[BEGIN Records provided]

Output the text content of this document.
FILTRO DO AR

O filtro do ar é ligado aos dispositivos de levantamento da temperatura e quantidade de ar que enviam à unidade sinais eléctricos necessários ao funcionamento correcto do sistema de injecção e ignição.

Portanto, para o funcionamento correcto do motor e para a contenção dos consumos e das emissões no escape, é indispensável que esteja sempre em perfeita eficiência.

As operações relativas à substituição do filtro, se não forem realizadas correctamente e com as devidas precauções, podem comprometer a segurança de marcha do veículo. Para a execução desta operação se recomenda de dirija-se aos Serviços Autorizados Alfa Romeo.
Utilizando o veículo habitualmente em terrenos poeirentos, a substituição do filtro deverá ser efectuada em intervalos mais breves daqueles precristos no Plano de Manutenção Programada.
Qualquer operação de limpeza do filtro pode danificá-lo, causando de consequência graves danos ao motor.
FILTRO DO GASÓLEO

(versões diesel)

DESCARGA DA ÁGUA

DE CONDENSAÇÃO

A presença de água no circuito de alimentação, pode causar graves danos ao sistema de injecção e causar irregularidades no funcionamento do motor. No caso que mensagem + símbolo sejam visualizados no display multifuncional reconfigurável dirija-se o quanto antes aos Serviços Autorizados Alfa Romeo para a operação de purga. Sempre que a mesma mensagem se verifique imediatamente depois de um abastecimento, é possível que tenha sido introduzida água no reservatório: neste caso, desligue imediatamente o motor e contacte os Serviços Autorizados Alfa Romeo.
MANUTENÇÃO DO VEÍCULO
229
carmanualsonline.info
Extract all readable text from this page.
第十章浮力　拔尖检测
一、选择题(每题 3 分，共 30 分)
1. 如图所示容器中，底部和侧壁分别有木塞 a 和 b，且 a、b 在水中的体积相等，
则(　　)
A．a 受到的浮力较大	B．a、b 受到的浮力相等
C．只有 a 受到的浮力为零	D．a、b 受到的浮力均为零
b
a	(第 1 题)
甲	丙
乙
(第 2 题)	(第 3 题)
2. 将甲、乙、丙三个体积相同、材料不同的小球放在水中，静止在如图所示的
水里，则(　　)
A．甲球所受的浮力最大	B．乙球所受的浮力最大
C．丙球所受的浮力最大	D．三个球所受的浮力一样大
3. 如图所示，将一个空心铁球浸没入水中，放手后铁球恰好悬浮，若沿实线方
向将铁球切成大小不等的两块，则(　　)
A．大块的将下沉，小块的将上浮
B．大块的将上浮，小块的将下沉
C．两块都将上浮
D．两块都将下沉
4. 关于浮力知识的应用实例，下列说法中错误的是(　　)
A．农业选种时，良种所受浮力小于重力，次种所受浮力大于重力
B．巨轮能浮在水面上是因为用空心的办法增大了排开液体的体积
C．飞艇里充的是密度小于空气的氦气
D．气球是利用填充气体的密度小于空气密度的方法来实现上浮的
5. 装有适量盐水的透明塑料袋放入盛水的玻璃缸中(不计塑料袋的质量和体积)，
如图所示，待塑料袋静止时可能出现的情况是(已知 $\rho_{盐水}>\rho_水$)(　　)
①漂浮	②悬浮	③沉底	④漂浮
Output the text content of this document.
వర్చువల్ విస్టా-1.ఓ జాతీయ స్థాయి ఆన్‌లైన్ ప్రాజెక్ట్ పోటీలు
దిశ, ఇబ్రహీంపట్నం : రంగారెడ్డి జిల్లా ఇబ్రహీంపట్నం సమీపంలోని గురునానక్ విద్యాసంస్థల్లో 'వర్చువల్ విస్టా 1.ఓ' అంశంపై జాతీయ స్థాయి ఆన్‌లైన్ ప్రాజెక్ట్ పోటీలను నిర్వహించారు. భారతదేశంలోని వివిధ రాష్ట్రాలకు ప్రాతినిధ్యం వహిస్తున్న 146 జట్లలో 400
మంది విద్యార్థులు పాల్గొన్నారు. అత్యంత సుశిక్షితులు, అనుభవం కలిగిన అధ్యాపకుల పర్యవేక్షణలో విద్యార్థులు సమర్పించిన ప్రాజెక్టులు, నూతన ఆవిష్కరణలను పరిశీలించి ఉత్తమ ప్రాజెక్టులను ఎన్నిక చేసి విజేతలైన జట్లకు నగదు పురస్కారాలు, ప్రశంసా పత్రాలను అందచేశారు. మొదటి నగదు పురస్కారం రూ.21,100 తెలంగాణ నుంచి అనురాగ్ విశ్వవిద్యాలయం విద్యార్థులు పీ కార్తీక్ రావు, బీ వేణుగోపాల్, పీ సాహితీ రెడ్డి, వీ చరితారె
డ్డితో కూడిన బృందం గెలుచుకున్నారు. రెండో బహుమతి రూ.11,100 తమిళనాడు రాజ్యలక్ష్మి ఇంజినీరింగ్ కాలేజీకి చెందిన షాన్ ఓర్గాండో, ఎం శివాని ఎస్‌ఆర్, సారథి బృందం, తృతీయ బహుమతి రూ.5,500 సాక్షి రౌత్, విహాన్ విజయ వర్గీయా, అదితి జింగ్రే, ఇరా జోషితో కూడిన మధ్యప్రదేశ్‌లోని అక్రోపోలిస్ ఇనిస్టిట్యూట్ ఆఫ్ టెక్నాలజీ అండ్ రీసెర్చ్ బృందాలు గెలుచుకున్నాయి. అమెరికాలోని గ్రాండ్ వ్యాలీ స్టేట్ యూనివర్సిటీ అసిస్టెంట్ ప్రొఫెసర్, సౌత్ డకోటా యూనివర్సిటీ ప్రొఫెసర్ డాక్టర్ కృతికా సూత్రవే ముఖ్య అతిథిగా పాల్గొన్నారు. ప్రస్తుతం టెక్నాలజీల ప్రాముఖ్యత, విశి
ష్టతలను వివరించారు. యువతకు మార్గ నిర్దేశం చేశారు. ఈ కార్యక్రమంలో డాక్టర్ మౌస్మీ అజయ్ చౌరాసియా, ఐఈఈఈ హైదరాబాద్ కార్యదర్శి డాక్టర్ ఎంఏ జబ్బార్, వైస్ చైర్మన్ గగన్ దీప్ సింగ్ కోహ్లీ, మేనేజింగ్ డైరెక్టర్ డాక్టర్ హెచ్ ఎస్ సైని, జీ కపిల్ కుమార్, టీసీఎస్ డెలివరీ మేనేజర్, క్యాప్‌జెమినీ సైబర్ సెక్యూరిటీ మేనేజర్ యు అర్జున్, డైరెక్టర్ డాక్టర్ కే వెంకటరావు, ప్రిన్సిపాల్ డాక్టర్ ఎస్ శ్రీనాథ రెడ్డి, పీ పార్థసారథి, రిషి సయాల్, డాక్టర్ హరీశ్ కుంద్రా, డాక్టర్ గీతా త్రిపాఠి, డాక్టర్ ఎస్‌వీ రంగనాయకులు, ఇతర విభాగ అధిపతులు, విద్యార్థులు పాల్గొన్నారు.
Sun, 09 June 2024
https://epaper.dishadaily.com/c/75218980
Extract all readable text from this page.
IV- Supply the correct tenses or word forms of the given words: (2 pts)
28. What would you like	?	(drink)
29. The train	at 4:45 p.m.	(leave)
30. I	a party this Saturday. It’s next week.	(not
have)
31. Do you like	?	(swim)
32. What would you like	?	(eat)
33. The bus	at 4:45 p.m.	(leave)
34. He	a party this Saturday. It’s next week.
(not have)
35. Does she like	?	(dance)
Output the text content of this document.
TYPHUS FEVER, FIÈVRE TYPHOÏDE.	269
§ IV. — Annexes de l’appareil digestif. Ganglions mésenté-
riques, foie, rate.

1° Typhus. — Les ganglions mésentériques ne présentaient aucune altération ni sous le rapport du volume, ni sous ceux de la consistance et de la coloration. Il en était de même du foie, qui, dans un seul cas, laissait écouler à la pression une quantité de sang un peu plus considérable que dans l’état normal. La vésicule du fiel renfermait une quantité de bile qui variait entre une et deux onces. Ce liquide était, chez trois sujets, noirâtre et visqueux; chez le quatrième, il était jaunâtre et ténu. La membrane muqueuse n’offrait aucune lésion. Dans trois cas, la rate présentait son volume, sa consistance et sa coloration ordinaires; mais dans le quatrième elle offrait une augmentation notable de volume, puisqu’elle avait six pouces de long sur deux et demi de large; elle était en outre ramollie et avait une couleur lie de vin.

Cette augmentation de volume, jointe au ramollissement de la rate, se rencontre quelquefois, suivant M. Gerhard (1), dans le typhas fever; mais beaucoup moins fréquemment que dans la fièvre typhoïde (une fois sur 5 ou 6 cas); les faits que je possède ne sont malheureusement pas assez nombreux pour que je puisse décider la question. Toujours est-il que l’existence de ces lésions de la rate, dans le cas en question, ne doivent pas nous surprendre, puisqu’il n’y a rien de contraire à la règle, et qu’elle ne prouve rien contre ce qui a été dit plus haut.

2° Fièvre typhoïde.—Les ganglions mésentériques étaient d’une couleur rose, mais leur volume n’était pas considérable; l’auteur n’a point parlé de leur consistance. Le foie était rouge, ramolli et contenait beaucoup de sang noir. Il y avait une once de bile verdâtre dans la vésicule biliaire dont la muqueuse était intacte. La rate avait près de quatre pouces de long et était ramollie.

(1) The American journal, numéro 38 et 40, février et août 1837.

[END Records provided]

### Stated problem
What is the number of lines that contain "week"? Reply with that number alone.

### Exercise result
2